■ **PROBLEM REQUIREMENTS**
Sift the material for lines containing "true", and return them.

[START]

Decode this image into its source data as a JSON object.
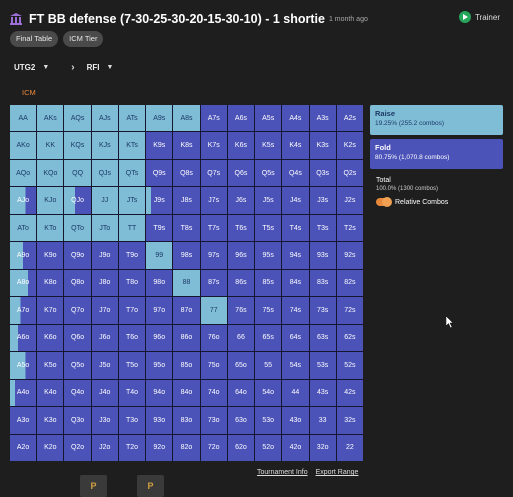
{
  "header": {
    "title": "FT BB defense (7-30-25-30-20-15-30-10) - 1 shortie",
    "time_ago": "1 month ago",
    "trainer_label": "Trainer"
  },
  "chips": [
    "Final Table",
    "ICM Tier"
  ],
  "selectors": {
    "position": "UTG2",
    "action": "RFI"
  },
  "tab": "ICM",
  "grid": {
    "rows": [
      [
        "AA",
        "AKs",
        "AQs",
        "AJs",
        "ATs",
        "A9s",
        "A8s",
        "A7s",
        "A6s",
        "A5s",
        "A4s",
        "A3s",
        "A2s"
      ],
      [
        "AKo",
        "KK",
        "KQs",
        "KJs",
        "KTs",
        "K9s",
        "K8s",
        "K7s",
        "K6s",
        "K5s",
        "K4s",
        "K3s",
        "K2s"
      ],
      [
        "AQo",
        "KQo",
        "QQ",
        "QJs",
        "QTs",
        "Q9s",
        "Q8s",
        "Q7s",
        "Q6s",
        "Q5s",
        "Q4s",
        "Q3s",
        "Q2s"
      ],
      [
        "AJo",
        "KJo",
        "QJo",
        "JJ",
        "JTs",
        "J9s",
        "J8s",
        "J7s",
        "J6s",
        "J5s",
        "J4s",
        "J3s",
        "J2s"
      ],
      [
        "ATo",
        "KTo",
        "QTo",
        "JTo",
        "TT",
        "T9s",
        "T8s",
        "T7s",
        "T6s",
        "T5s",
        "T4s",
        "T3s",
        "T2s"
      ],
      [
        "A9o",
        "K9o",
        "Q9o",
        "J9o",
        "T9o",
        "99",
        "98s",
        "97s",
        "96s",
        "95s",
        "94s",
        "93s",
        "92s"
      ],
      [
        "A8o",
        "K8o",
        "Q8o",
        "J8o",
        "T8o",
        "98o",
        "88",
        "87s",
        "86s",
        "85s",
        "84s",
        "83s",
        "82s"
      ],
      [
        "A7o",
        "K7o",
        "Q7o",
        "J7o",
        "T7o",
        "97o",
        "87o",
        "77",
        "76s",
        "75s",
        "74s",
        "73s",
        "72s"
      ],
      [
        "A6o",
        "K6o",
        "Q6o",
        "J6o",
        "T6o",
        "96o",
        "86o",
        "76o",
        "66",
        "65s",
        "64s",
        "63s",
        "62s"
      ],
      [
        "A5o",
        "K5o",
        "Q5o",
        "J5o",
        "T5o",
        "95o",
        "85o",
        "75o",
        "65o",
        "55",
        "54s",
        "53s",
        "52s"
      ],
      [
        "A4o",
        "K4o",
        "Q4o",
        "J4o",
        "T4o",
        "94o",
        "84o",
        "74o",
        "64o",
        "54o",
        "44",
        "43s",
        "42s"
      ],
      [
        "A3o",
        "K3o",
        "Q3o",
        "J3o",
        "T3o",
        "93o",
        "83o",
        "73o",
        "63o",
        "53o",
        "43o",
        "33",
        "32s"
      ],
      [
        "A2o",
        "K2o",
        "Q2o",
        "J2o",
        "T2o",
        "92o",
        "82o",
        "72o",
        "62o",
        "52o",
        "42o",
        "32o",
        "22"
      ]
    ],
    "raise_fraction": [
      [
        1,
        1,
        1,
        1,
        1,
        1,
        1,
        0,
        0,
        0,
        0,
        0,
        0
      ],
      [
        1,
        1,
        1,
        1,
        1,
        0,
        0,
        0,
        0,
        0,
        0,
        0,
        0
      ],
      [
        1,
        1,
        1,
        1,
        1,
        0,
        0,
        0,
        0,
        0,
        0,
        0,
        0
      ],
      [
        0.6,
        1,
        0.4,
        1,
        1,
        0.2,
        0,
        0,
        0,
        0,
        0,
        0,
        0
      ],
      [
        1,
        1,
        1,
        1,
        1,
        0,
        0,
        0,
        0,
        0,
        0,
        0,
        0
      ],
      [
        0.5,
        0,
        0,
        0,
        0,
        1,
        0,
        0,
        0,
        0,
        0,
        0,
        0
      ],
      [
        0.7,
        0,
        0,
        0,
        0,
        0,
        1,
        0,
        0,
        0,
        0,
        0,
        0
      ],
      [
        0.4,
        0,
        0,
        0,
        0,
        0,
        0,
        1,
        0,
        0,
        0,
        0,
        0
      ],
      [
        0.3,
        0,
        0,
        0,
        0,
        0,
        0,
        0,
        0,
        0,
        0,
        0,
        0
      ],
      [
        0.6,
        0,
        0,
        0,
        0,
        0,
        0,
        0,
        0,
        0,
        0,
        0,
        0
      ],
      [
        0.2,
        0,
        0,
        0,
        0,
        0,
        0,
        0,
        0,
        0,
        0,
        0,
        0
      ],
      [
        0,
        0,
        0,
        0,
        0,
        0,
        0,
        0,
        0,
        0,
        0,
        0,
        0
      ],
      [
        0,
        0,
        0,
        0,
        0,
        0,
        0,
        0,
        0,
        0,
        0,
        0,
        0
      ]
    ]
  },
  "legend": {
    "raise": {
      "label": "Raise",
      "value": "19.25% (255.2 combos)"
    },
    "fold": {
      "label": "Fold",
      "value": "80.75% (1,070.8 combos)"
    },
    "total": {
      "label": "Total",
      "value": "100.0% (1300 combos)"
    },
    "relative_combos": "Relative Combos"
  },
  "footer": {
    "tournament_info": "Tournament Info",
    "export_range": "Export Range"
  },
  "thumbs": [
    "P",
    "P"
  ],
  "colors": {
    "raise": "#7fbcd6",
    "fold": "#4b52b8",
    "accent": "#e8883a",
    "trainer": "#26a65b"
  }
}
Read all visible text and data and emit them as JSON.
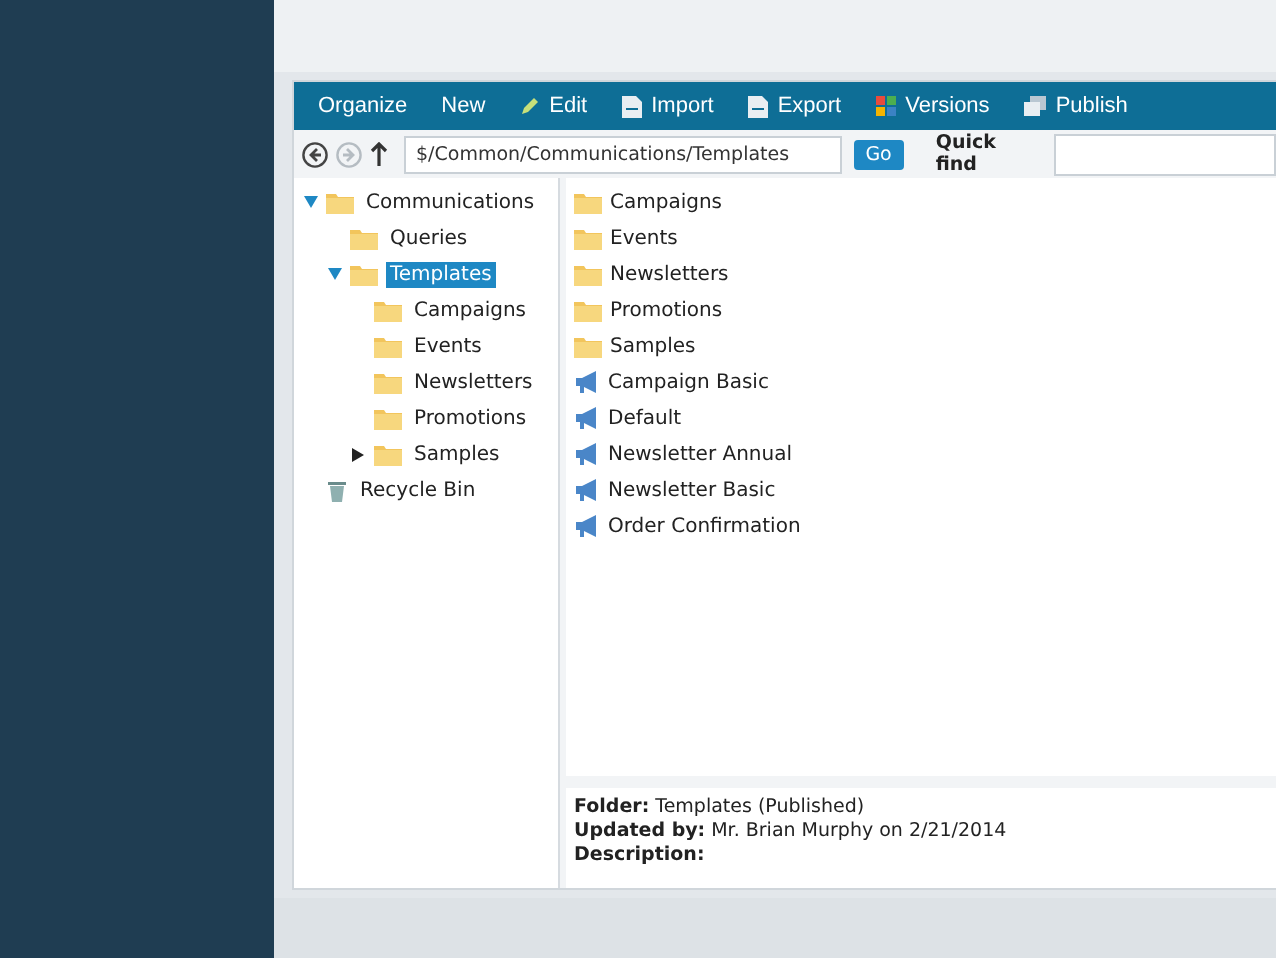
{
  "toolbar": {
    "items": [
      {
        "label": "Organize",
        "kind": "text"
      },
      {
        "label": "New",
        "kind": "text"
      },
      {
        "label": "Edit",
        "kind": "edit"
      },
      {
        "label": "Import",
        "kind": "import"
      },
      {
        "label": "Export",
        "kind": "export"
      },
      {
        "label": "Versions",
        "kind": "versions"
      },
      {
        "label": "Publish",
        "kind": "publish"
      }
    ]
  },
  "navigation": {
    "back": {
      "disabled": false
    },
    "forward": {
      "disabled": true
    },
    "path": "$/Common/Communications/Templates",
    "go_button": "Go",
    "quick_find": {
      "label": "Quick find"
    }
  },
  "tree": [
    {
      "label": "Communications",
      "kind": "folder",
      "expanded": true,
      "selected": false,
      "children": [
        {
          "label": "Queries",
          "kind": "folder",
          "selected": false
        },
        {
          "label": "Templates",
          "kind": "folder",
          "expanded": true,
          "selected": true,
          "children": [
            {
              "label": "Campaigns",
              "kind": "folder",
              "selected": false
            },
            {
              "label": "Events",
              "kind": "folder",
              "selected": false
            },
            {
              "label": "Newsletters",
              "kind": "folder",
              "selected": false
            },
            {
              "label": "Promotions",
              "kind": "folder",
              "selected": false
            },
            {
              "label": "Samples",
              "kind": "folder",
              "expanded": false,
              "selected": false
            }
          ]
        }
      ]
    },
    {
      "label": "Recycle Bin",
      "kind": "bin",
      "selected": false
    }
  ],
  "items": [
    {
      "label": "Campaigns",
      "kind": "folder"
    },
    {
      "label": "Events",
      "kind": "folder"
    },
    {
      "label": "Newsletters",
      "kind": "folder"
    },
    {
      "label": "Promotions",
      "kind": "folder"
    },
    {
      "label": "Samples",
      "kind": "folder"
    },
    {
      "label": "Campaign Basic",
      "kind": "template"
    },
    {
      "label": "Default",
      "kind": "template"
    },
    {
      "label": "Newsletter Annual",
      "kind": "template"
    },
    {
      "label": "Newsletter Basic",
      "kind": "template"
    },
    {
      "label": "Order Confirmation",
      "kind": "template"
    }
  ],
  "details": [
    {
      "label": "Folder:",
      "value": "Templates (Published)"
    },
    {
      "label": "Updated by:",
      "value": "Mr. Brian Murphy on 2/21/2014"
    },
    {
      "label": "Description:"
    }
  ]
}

[END]

■ **OUTPUT FOR THIS EXERCISE**
      "disabled": true
      "expanded": true,
          "expanded": true,
          "selected": true,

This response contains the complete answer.